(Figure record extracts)
● ● ●
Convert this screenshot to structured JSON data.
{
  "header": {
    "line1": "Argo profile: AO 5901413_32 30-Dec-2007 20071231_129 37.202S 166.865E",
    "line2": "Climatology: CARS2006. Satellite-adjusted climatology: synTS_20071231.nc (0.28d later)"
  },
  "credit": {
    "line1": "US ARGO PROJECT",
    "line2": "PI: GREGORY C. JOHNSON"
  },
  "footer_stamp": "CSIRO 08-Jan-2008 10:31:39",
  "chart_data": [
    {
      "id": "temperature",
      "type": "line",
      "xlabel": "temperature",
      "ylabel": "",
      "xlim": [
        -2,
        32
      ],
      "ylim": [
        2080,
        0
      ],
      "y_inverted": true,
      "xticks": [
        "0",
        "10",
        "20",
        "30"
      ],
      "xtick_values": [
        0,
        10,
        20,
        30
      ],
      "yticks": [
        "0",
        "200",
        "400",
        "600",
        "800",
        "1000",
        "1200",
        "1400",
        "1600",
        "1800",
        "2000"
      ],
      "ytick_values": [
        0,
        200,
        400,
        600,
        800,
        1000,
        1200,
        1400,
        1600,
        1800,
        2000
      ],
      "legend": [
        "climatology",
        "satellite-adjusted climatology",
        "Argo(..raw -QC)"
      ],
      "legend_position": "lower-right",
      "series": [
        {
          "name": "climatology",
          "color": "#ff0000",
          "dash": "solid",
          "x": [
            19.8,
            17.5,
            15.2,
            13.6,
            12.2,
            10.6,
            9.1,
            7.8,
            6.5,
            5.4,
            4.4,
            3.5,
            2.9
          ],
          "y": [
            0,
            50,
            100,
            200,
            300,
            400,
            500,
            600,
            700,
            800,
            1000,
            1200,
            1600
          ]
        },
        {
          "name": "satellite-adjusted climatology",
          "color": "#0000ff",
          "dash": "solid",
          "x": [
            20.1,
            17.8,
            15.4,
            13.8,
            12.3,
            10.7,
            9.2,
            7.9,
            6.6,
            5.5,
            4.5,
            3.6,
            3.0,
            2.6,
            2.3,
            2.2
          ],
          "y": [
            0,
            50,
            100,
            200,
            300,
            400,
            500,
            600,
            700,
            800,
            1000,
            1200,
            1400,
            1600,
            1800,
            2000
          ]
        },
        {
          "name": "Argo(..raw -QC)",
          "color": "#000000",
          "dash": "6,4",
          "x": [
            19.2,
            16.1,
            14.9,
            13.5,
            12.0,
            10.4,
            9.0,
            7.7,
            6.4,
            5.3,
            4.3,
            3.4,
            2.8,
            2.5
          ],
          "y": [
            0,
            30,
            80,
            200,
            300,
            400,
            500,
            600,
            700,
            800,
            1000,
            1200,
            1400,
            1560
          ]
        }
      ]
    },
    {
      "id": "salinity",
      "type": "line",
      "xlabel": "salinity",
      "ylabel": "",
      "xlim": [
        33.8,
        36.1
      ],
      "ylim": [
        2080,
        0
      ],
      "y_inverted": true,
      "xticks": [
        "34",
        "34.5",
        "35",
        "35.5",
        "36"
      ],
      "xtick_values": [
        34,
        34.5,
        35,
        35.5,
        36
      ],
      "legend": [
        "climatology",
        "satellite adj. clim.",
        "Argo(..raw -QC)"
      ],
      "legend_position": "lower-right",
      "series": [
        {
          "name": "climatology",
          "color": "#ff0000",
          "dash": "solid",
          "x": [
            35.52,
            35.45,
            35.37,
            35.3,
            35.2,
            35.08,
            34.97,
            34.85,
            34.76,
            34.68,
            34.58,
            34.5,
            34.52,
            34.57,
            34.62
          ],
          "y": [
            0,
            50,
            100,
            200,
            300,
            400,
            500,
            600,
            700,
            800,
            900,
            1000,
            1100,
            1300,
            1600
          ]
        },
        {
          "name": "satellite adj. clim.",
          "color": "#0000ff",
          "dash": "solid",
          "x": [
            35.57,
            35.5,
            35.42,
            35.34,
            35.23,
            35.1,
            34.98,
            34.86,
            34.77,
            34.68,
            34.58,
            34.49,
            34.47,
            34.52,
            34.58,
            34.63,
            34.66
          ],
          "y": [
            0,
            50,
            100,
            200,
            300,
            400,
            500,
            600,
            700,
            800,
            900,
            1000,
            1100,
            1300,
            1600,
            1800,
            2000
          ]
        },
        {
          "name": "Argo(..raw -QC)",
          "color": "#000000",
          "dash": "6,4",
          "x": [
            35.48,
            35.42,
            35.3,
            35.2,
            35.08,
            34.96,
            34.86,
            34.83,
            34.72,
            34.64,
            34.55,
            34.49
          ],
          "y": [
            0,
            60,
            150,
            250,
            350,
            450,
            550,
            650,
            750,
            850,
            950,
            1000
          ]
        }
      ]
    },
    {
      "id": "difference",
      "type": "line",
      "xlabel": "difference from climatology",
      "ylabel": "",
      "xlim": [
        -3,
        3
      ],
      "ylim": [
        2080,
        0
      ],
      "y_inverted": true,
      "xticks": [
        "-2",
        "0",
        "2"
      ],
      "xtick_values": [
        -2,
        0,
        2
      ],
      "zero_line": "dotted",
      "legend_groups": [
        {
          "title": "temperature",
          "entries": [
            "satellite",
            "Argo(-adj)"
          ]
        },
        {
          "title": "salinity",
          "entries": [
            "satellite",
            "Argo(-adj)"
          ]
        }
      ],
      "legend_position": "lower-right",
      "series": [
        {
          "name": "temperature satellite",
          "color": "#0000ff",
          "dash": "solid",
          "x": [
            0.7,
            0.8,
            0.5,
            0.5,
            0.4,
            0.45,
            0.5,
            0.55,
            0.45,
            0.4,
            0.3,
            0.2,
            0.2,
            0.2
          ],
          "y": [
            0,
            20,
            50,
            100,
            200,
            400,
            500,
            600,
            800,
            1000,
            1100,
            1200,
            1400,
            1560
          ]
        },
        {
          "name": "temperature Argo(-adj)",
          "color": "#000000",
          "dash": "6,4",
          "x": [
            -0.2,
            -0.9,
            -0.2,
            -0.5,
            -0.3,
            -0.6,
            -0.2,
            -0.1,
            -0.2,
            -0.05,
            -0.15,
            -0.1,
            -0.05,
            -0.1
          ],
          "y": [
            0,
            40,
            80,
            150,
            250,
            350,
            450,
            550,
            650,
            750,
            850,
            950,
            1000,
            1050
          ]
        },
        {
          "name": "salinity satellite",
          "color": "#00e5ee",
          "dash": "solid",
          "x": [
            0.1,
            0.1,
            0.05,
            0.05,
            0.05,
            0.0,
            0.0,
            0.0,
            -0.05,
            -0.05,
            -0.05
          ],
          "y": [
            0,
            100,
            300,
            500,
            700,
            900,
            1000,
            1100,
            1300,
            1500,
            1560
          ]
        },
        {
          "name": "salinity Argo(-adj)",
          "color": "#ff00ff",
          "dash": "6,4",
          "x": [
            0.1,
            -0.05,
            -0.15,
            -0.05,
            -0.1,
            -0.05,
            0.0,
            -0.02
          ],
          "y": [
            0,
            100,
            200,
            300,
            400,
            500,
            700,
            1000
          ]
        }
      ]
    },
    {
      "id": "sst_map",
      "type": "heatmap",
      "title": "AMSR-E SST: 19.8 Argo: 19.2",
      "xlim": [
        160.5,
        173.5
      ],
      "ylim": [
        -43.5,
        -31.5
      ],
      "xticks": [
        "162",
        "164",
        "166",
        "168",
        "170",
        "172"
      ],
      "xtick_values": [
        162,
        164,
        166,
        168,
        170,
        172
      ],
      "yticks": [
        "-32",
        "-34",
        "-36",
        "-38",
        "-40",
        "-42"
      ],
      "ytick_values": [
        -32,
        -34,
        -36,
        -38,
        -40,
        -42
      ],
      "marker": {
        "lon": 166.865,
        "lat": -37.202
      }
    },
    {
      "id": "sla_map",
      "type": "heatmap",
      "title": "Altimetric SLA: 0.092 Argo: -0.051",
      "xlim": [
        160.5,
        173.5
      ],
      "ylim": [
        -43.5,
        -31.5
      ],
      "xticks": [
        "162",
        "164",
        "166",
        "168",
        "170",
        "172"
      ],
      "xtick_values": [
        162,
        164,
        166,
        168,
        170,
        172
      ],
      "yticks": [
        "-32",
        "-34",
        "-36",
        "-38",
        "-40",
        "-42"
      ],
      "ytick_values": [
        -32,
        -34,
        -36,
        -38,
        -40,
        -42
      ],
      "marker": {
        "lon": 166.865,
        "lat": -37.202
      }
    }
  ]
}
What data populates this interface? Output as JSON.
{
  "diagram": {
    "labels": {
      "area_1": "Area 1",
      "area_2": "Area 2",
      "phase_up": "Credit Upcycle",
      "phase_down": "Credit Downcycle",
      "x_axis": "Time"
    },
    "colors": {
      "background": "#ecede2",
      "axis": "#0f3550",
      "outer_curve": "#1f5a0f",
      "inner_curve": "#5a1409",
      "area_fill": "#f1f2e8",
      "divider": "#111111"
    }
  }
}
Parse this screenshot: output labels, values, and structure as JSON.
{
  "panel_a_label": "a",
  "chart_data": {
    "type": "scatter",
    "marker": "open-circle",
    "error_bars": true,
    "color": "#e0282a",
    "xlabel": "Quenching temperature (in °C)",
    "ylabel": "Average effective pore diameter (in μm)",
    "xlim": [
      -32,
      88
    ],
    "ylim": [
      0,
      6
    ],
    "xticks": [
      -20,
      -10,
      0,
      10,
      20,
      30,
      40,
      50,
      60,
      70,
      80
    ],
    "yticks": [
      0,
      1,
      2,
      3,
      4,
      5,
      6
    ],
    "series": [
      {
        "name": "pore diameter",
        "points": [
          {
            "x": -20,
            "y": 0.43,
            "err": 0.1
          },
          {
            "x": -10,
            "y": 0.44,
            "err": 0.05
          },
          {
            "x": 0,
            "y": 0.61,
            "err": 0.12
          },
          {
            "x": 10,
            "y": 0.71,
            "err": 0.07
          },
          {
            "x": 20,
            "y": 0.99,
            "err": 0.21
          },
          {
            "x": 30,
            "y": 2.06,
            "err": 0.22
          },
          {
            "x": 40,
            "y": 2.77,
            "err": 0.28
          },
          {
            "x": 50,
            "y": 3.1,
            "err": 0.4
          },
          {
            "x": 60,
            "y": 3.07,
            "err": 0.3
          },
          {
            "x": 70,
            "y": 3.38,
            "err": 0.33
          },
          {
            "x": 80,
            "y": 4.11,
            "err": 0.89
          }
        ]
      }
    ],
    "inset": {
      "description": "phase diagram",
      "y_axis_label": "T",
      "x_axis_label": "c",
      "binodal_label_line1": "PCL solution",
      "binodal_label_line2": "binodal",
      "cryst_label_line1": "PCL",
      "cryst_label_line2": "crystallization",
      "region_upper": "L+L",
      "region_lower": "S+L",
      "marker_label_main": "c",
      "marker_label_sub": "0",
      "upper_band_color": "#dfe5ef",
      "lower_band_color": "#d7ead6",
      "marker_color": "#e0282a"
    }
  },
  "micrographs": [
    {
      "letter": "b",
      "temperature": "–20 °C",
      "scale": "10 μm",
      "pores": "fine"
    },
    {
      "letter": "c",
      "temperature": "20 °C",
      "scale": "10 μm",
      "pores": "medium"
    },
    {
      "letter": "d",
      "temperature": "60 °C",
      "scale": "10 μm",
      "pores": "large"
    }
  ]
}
● ● ●
_EXERCISE OBJECTIVE_
The answer is one number: how many lines of the material above contain "screenshot".

_TASK ANSWER_
2